* [JOB] Give back every line exactly as it appears, pictures excluded.

* [RECORDS SHOWN]
——————
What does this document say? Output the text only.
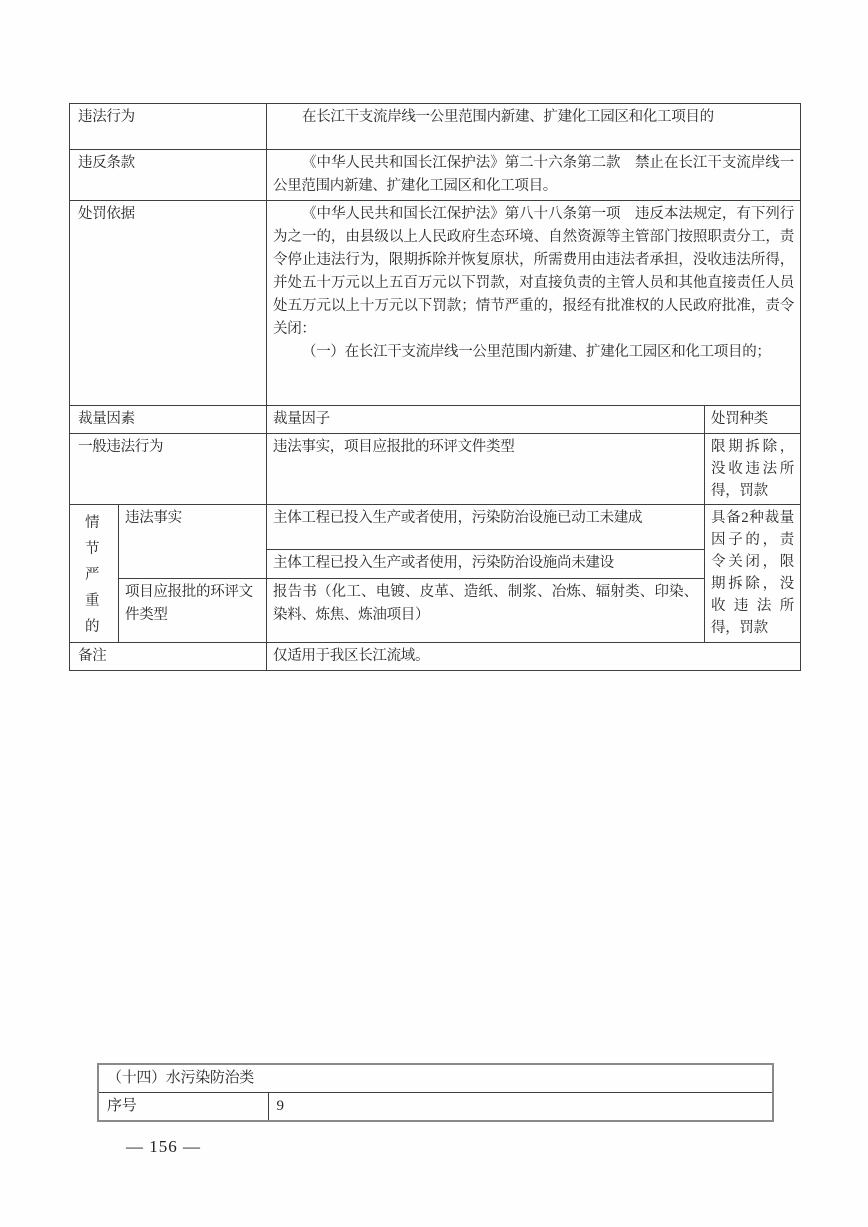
违法行为		在长江干支流岸线一公里范围内新建、扩建化工园区和化工项目的	

违反条款		《中华人民共和国长江保护法》第二十六条第二款　禁止在长江干支流岸线一公里范围内新建、扩建化工园区和化工项目。	

处罚依据		《中华人民共和国长江保护法》第八十八条第一项　违反本法规定，有下列行为之一的，由县级以上人民政府生态环境、自然资源等主管部门按照职责分工，责令停止违法行为，限期拆除并恢复原状，所需费用由违法者承担，没收违法所得，并处五十万元以上五百万元以下罚款，对直接负责的主管人员和其他直接责任人员处五万元以上十万元以下罚款；情节严重的，报经有批准权的人民政府批准，责令关闭：

（一）在长江干支流岸线一公里范围内新建、扩建化工园区和化工项目的；	

裁量因素		裁量因子	处罚种类
一般违法行为		违法事实，项目应报批的环评文件类型	限期拆除，没收违法所得，罚款

情节严重的	违法事实	主体工程已投入生产或者使用，污染防治设施已动工未建成	具备2种裁量因子的，责令关闭，限期拆除，没收违法所得，罚款

		主体工程已投入生产或者使用，污染防治设施尚未建设	

	项目应报批的环评文件类型	报告书（化工、电镀、皮革、造纸、制浆、冶炼、辐射类、印染、染料、炼焦、炼油项目）	

备注		仅适用于我区长江流域。	

（十四）水污染防治类
序号	9
— 156 —
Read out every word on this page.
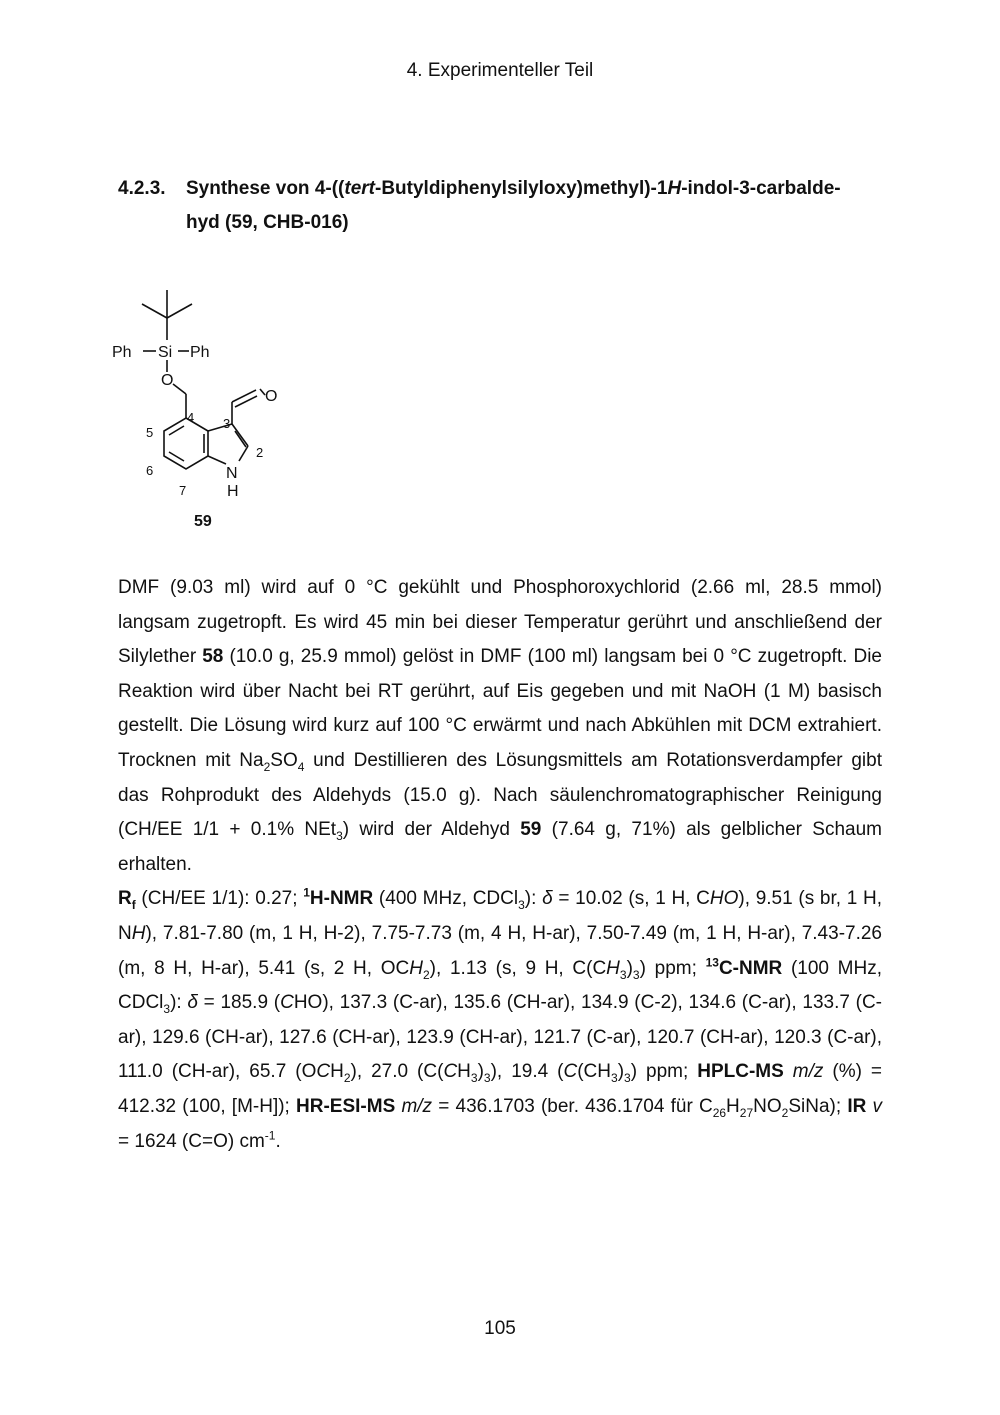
4. Experimenteller Teil
4.2.3. Synthese von 4-((tert-Butyldiphenylsilyloxy)methyl)-1H-indol-3-carbalde-
hyd (59, CHB-016)
Ph Si Ph
O
O
N
H
2
3
4
5
6
7
59

DMF (9.03 ml) wird auf 0 °C gekühlt und Phosphoroxychlorid (2.66 ml, 28.5 mmol) langsam zugetropft. Es wird 45 min bei dieser Temperatur gerührt und anschließend der Silylether 58 (10.0 g, 25.9 mmol) gelöst in DMF (100 ml) langsam bei 0 °C zugetropft. Die Reaktion wird über Nacht bei RT gerührt, auf Eis gegeben und mit NaOH (1 M) basisch gestellt. Die Lösung wird kurz auf 100 °C erwärmt und nach Abkühlen mit DCM extrahiert. Trocknen mit $Na_2SO_4$ und Destillieren des Lösungsmittels am Rotationsverdampfer gibt das Rohprodukt des Aldehyds (15.0 g). Nach säulenchromatographischer Reinigung (CH/EE 1/1 + 0.1% NEt$_3$) wird der Aldehyd 59 (7.64 g, 71%) als gelblicher Schaum erhalten.

$R_f$ (CH/EE 1/1): 0.27; $^1$H-NMR (400 MHz, CDCl$_3$): δ = 10.02 (s, 1 H, CHO), 9.51 (s br, 1 H, NH), 7.81-7.80 (m, 1 H, H-2), 7.75-7.73 (m, 4 H, H-ar), 7.50-7.49 (m, 1 H, H-ar), 7.43-7.26 (m, 8 H, H-ar), 5.41 (s, 2 H, $OCH_2$), 1.13 (s, 9 H, $C(CH_3)_3$) ppm; $^{13}$C-NMR (100 MHz, CDCl$_3$): δ = 185.9 (CHO), 137.3 (C-ar), 135.6 (CH-ar), 134.9 (C-2), 134.6 (C-ar), 133.7 (C-ar), 129.6 (CH-ar), 127.6 (CH-ar), 123.9 (CH-ar), 121.7 (C-ar), 120.7 (CH-ar), 120.3 (C-ar), 111.0 (CH-ar), 65.7 $(OCH_2)$, 27.0 $(C(CH_3)_3)$, 19.4 $(C(CH_3)_3)$ ppm; HPLC-MS m/z (%) = 412.32 (100, [M-H]); HR-ESI-MS m/z = 436.1703 (ber. 436.1704 für $C_{26}H_{27}NO_2SiNa$); IR v = 1624 (C=O) $cm^{-1}$.

105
——————
* [SOLUTION]
What does this document say? Output the text only.
违法行为		在长江干支流岸线一公里范围内新建、扩建化工园区和化工项目的	

违反条款		《中华人民共和国长江保护法》第二十六条第二款　禁止在长江干支流岸线一公里范围内新建、扩建化工园区和化工项目。	

处罚依据		《中华人民共和国长江保护法》第八十八条第一项　违反本法规定，有下列行为之一的，由县级以上人民政府生态环境、自然资源等主管部门按照职责分工，责令停止违法行为，限期拆除并恢复原状，所需费用由违法者承担，没收违法所得，并处五十万元以上五百万元以下罚款，对直接负责的主管人员和其他直接责任人员处五万元以上十万元以下罚款；情节严重的，报经有批准权的人民政府批准，责令关闭：

（一）在长江干支流岸线一公里范围内新建、扩建化工园区和化工项目的；	

裁量因素		裁量因子	处罚种类
一般违法行为		违法事实，项目应报批的环评文件类型	限期拆除，没收违法所得，罚款

情节严重的	违法事实	主体工程已投入生产或者使用，污染防治设施已动工未建成	具备2种裁量因子的，责令关闭，限期拆除，没收违法所得，罚款

		主体工程已投入生产或者使用，污染防治设施尚未建设	

	项目应报批的环评文件类型	报告书（化工、电镀、皮革、造纸、制浆、冶炼、辐射类、印染、染料、炼焦、炼油项目）	

备注		仅适用于我区长江流域。	

（十四）水污染防治类
序号	9
— 156 —
Read out every word on this page.
4. Experimenteller Teil
4.2.3. Synthese von 4-((tert-Butyldiphenylsilyloxy)methyl)-1H-indol-3-carbalde-
hyd (59, CHB-016)
Ph Si Ph
O
O
N
H
2
3
4
5
6
7
59

DMF (9.03 ml) wird auf 0 °C gekühlt und Phosphoroxychlorid (2.66 ml, 28.5 mmol) langsam zugetropft. Es wird 45 min bei dieser Temperatur gerührt und anschließend der Silylether 58 (10.0 g, 25.9 mmol) gelöst in DMF (100 ml) langsam bei 0 °C zugetropft. Die Reaktion wird über Nacht bei RT gerührt, auf Eis gegeben und mit NaOH (1 M) basisch gestellt. Die Lösung wird kurz auf 100 °C erwärmt und nach Abkühlen mit DCM extrahiert. Trocknen mit $Na_2SO_4$ und Destillieren des Lösungsmittels am Rotationsverdampfer gibt das Rohprodukt des Aldehyds (15.0 g). Nach säulenchromatographischer Reinigung (CH/EE 1/1 + 0.1% NEt$_3$) wird der Aldehyd 59 (7.64 g, 71%) als gelblicher Schaum erhalten.

$R_f$ (CH/EE 1/1): 0.27; $^1$H-NMR (400 MHz, CDCl$_3$): δ = 10.02 (s, 1 H, CHO), 9.51 (s br, 1 H, NH), 7.81-7.80 (m, 1 H, H-2), 7.75-7.73 (m, 4 H, H-ar), 7.50-7.49 (m, 1 H, H-ar), 7.43-7.26 (m, 8 H, H-ar), 5.41 (s, 2 H, $OCH_2$), 1.13 (s, 9 H, $C(CH_3)_3$) ppm; $^{13}$C-NMR (100 MHz, CDCl$_3$): δ = 185.9 (CHO), 137.3 (C-ar), 135.6 (CH-ar), 134.9 (C-2), 134.6 (C-ar), 133.7 (C-ar), 129.6 (CH-ar), 127.6 (CH-ar), 123.9 (CH-ar), 121.7 (C-ar), 120.7 (CH-ar), 120.3 (C-ar), 111.0 (CH-ar), 65.7 $(OCH_2)$, 27.0 $(C(CH_3)_3)$, 19.4 $(C(CH_3)_3)$ ppm; HPLC-MS m/z (%) = 412.32 (100, [M-H]); HR-ESI-MS m/z = 436.1703 (ber. 436.1704 für $C_{26}H_{27}NO_2SiNa$); IR v = 1624 (C=O) $cm^{-1}$.

105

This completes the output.